-- Exercise brief --
Every entry that follows needs to be repeated exactly.

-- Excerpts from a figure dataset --
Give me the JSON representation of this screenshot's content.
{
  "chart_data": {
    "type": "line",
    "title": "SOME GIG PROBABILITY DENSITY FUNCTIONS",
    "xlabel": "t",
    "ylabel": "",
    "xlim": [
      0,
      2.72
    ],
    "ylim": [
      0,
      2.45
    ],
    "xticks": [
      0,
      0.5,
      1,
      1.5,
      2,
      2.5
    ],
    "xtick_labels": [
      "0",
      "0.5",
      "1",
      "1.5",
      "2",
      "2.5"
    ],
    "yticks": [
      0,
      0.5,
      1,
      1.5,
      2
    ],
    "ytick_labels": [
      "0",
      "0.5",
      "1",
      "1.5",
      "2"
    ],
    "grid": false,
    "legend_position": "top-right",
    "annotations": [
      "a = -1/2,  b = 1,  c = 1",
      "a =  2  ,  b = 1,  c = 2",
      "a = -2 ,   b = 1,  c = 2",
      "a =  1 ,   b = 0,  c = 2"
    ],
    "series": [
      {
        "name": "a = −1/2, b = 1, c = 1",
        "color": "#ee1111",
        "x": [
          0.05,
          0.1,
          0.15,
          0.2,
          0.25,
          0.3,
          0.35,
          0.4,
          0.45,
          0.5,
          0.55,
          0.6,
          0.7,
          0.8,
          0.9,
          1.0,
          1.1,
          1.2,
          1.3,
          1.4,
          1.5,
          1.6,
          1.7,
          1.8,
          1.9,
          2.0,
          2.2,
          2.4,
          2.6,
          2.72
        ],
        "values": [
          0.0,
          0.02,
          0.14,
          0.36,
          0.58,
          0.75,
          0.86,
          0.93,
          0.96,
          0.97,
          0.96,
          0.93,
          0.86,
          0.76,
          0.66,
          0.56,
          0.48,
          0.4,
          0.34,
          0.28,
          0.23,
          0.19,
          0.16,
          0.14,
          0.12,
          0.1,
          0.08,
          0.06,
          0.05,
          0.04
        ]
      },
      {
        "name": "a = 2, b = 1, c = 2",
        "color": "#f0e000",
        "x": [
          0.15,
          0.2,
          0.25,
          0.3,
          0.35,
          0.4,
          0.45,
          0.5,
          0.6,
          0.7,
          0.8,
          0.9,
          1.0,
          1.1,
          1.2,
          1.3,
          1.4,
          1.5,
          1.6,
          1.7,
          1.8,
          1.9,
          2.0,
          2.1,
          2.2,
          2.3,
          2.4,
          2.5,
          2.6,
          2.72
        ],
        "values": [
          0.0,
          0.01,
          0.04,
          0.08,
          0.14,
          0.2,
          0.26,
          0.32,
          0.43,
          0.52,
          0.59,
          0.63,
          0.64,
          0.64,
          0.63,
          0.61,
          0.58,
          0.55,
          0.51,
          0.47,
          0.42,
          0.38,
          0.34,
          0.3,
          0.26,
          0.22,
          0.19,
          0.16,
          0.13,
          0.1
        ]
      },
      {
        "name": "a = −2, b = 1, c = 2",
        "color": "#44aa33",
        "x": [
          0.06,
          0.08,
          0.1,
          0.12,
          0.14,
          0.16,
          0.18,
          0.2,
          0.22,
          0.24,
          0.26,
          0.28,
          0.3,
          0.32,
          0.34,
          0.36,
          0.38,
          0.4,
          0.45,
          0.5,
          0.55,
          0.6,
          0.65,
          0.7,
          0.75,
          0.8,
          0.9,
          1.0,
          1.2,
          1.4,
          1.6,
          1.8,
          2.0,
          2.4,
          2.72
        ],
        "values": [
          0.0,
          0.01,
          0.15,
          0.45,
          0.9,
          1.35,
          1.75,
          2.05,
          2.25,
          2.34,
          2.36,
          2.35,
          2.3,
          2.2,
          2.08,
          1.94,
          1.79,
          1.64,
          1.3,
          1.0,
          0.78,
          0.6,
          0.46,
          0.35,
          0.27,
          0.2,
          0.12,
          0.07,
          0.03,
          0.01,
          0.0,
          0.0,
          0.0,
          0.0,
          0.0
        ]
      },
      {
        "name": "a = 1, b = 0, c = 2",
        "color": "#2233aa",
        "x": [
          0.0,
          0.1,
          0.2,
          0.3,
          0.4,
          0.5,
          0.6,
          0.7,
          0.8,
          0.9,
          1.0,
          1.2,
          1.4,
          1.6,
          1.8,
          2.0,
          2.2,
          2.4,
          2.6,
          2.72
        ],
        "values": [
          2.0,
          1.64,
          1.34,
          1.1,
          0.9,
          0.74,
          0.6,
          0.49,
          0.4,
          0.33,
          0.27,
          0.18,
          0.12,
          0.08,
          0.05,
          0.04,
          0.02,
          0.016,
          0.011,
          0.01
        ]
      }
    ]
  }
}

-- Written solution --
Give me the JSON representation of this screenshot's content.
{
  "chart_data": {
    "type": "line",
    "title": "SOME GIG PROBABILITY DENSITY FUNCTIONS",
    "xlabel": "t",
    "ylabel": "",
    "xlim": [
      0,
      2.72
    ],
    "ylim": [
      0,
      2.45
    ],
    "xticks": [
      0,
      0.5,
      1,
      1.5,
      2,
      2.5
    ],
    "xtick_labels": [
      "0",
      "0.5",
      "1",
      "1.5",
      "2",
      "2.5"
    ],
    "yticks": [
      0,
      0.5,
      1,
      1.5,
      2
    ],
    "ytick_labels": [
      "0",
      "0.5",
      "1",
      "1.5",
      "2"
    ],
    "grid": false,
    "legend_position": "top-right",
    "annotations": [
      "a = -1/2,  b = 1,  c = 1",
      "a =  2  ,  b = 1,  c = 2",
      "a = -2 ,   b = 1,  c = 2",
      "a =  1 ,   b = 0,  c = 2"
    ],
    "series": [
      {
        "name": "a = −1/2, b = 1, c = 1",
        "color": "#ee1111",
        "x": [
          0.05,
          0.1,
          0.15,
          0.2,
          0.25,
          0.3,
          0.35,
          0.4,
          0.45,
          0.5,
          0.55,
          0.6,
          0.7,
          0.8,
          0.9,
          1.0,
          1.1,
          1.2,
          1.3,
          1.4,
          1.5,
          1.6,
          1.7,
          1.8,
          1.9,
          2.0,
          2.2,
          2.4,
          2.6,
          2.72
        ],
        "values": [
          0.0,
          0.02,
          0.14,
          0.36,
          0.58,
          0.75,
          0.86,
          0.93,
          0.96,
          0.97,
          0.96,
          0.93,
          0.86,
          0.76,
          0.66,
          0.56,
          0.48,
          0.4,
          0.34,
          0.28,
          0.23,
          0.19,
          0.16,
          0.14,
          0.12,
          0.1,
          0.08,
          0.06,
          0.05,
          0.04
        ]
      },
      {
        "name": "a = 2, b = 1, c = 2",
        "color": "#f0e000",
        "x": [
          0.15,
          0.2,
          0.25,
          0.3,
          0.35,
          0.4,
          0.45,
          0.5,
          0.6,
          0.7,
          0.8,
          0.9,
          1.0,
          1.1,
          1.2,
          1.3,
          1.4,
          1.5,
          1.6,
          1.7,
          1.8,
          1.9,
          2.0,
          2.1,
          2.2,
          2.3,
          2.4,
          2.5,
          2.6,
          2.72
        ],
        "values": [
          0.0,
          0.01,
          0.04,
          0.08,
          0.14,
          0.2,
          0.26,
          0.32,
          0.43,
          0.52,
          0.59,
          0.63,
          0.64,
          0.64,
          0.63,
          0.61,
          0.58,
          0.55,
          0.51,
          0.47,
          0.42,
          0.38,
          0.34,
          0.3,
          0.26,
          0.22,
          0.19,
          0.16,
          0.13,
          0.1
        ]
      },
      {
        "name": "a = −2, b = 1, c = 2",
        "color": "#44aa33",
        "x": [
          0.06,
          0.08,
          0.1,
          0.12,
          0.14,
          0.16,
          0.18,
          0.2,
          0.22,
          0.24,
          0.26,
          0.28,
          0.3,
          0.32,
          0.34,
          0.36,
          0.38,
          0.4,
          0.45,
          0.5,
          0.55,
          0.6,
          0.65,
          0.7,
          0.75,
          0.8,
          0.9,
          1.0,
          1.2,
          1.4,
          1.6,
          1.8,
          2.0,
          2.4,
          2.72
        ],
        "values": [
          0.0,
          0.01,
          0.15,
          0.45,
          0.9,
          1.35,
          1.75,
          2.05,
          2.25,
          2.34,
          2.36,
          2.35,
          2.3,
          2.2,
          2.08,
          1.94,
          1.79,
          1.64,
          1.3,
          1.0,
          0.78,
          0.6,
          0.46,
          0.35,
          0.27,
          0.2,
          0.12,
          0.07,
          0.03,
          0.01,
          0.0,
          0.0,
          0.0,
          0.0,
          0.0
        ]
      },
      {
        "name": "a = 1, b = 0, c = 2",
        "color": "#2233aa",
        "x": [
          0.0,
          0.1,
          0.2,
          0.3,
          0.4,
          0.5,
          0.6,
          0.7,
          0.8,
          0.9,
          1.0,
          1.2,
          1.4,
          1.6,
          1.8,
          2.0,
          2.2,
          2.4,
          2.6,
          2.72
        ],
        "values": [
          2.0,
          1.64,
          1.34,
          1.1,
          0.9,
          0.74,
          0.6,
          0.49,
          0.4,
          0.33,
          0.27,
          0.18,
          0.12,
          0.08,
          0.05,
          0.04,
          0.02,
          0.016,
          0.011,
          0.01
        ]
      }
    ]
  }
}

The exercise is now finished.